Dataset excerpt
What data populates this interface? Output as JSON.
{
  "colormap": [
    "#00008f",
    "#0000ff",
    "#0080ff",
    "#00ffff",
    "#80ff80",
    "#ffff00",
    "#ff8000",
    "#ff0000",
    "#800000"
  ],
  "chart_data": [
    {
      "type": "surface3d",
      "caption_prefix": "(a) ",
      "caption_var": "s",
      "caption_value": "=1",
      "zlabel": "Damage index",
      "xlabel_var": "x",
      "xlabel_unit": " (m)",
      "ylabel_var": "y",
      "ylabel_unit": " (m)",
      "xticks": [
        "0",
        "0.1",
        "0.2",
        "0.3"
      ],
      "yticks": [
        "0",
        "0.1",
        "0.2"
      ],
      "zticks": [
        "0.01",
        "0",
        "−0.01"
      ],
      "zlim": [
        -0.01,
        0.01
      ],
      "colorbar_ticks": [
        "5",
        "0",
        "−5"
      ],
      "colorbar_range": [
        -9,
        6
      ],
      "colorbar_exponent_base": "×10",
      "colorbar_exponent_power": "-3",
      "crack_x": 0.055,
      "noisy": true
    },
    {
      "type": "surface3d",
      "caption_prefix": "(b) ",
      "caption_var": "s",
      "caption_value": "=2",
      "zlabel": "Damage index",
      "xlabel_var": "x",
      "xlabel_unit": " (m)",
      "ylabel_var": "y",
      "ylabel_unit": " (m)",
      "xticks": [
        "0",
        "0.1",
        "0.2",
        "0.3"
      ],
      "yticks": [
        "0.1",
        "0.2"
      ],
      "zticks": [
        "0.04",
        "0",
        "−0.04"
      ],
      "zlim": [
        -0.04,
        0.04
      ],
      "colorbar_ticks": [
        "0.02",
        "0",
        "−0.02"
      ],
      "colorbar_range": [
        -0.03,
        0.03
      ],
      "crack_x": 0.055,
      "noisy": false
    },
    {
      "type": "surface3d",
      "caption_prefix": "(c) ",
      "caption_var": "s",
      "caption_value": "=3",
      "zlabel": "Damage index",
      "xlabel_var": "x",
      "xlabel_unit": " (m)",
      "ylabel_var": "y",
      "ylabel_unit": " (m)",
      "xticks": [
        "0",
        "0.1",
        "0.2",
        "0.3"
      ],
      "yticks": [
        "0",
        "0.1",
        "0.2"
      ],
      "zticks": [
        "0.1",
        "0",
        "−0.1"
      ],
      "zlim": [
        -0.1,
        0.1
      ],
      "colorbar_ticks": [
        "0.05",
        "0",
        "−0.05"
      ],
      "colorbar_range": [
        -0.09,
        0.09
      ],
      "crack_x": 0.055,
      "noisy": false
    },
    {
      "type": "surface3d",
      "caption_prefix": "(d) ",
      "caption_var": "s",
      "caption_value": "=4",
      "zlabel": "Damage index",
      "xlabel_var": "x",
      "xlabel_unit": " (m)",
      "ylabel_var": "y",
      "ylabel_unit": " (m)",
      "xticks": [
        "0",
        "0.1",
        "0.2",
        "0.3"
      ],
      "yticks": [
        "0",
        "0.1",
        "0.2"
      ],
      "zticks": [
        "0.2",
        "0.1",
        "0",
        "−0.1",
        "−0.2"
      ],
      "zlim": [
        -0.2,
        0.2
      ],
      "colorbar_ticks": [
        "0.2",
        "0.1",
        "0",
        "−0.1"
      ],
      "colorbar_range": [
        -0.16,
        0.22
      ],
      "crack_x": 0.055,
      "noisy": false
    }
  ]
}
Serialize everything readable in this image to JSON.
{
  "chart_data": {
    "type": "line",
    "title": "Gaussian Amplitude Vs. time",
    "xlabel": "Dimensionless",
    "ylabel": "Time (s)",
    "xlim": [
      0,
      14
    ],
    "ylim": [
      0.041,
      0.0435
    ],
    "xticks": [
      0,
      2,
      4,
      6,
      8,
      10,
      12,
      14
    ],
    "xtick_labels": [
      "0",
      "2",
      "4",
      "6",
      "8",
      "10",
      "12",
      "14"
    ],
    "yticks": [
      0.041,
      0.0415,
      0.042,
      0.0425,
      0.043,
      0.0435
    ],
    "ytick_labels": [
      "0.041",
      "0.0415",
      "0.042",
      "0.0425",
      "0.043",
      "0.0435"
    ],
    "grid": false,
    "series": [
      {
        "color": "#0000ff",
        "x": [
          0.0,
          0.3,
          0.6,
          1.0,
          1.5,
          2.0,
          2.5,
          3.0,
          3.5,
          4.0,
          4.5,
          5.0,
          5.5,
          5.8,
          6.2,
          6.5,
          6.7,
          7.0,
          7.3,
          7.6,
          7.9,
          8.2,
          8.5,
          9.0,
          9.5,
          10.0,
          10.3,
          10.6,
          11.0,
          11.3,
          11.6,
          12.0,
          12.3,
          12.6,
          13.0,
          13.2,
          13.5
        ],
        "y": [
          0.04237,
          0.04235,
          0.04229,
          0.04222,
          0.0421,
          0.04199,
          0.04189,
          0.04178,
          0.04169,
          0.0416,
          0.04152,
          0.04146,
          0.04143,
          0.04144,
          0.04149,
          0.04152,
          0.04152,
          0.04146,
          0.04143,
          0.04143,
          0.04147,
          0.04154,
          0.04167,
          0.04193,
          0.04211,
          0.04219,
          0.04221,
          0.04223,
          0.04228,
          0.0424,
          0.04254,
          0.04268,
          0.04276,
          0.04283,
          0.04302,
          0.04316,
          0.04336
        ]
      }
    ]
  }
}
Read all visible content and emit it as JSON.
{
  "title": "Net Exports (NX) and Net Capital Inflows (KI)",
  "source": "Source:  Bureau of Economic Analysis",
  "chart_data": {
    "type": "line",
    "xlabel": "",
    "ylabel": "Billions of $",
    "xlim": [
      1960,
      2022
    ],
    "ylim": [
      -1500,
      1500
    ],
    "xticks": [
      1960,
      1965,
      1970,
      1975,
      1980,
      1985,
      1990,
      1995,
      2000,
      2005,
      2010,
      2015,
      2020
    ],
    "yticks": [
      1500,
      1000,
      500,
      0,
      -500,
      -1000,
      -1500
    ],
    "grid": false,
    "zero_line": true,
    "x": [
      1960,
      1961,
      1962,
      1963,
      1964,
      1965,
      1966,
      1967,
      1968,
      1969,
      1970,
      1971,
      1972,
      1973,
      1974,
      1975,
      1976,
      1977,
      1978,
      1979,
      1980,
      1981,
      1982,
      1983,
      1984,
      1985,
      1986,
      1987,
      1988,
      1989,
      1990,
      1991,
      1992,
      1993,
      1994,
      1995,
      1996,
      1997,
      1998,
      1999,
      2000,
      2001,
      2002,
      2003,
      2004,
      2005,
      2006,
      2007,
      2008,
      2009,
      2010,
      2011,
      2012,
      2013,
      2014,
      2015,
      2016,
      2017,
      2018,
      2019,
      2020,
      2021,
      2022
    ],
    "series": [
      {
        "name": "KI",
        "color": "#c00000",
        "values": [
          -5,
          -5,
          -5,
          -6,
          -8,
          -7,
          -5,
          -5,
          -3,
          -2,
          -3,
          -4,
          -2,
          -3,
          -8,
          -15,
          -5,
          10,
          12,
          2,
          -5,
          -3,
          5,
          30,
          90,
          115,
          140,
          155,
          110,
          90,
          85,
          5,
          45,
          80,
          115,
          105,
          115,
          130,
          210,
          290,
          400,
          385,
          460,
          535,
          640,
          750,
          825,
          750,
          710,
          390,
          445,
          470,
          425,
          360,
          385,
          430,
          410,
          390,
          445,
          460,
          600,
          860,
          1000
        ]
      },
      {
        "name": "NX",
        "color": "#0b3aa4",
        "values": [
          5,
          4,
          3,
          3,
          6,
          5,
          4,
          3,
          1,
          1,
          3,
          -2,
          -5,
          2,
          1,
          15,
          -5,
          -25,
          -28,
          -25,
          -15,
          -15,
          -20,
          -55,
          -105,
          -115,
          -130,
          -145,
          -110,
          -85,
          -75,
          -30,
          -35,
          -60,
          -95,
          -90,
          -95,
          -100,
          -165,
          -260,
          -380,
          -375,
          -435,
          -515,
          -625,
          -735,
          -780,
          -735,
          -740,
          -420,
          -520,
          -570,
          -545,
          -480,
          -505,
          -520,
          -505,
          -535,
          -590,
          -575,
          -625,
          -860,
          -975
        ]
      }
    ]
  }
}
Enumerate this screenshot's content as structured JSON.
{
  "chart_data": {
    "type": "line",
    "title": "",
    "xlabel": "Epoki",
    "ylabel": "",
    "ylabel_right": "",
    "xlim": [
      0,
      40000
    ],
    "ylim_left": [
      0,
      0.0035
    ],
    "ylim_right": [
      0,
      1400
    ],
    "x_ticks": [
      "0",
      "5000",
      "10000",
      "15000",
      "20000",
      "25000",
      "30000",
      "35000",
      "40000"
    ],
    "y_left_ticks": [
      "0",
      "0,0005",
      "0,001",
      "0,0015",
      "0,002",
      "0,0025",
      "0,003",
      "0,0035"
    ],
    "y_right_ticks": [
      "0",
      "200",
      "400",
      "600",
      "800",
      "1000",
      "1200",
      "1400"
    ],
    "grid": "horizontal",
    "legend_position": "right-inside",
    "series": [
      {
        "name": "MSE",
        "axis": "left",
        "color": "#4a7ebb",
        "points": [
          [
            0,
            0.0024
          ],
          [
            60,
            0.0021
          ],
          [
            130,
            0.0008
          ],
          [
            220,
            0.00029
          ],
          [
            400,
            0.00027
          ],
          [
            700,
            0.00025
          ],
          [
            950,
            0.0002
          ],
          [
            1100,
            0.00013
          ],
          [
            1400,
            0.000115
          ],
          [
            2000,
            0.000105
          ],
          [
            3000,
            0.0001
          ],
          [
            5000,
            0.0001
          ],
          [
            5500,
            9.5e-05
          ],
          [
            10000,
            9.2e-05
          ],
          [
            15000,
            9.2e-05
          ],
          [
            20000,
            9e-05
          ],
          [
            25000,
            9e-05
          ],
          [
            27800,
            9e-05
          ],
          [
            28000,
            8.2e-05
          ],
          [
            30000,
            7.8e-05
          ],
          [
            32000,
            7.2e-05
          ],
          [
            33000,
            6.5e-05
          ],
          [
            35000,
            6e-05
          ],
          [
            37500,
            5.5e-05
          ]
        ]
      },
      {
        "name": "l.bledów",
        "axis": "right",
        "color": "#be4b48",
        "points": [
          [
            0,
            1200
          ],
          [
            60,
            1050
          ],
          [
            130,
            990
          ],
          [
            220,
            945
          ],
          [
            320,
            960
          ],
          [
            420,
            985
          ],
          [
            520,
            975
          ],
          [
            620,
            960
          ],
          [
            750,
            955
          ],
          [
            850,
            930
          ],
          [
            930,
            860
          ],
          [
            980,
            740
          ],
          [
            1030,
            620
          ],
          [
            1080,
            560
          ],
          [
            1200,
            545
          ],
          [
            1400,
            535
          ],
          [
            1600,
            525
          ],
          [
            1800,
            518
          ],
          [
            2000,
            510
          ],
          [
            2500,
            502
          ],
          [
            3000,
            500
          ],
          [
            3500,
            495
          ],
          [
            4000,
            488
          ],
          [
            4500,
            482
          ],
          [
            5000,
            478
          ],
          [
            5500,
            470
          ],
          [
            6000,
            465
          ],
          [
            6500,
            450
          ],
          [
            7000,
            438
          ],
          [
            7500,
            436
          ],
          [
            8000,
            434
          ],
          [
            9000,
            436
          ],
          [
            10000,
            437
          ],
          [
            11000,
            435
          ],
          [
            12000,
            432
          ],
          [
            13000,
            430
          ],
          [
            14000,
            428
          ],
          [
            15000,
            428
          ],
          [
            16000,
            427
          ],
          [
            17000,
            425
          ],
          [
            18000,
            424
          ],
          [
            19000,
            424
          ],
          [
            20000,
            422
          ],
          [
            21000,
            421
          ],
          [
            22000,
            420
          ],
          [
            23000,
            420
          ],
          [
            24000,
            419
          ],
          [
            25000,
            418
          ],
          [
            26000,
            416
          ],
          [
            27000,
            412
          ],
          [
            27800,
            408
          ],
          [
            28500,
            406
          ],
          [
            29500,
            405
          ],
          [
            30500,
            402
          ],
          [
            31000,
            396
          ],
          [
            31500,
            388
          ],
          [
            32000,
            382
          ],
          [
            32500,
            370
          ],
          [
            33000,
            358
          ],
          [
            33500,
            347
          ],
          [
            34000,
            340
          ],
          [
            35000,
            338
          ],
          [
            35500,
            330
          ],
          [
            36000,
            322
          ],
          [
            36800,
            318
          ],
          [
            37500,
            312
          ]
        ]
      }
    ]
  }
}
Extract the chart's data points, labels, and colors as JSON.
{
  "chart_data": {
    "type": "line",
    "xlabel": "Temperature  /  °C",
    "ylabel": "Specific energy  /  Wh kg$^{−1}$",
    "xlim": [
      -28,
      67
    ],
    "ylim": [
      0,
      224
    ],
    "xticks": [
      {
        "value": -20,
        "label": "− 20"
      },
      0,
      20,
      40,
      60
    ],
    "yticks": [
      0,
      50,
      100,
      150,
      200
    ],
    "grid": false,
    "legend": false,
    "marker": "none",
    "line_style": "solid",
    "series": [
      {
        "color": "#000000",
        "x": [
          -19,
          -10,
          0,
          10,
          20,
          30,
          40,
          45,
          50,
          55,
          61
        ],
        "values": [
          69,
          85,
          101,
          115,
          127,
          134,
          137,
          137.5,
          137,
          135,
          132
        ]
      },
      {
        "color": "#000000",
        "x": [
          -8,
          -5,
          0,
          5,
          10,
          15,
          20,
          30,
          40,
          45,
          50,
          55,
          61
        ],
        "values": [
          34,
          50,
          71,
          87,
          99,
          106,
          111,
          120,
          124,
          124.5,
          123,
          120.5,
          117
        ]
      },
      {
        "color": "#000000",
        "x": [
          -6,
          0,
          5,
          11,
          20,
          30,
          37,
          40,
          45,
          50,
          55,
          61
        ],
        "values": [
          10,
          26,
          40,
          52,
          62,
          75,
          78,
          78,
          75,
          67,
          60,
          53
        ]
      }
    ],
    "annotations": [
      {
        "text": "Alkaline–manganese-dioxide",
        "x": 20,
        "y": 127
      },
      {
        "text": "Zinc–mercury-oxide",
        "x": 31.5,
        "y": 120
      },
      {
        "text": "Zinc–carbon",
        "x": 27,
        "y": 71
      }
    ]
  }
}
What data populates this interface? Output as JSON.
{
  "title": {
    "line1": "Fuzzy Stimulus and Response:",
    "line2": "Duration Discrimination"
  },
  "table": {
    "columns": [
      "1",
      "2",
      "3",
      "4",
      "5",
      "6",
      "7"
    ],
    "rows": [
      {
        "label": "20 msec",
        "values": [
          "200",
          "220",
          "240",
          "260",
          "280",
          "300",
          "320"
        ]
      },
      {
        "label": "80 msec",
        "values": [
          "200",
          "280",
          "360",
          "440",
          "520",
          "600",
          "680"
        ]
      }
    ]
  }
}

Goal of the exercise -
Extract every line of the records above that contains the word "this".

Expected answer -
What data populates this interface? Output as JSON.
Serialize everything readable in this image to JSON.
Enumerate this screenshot's content as structured JSON.
What data populates this interface? Output as JSON.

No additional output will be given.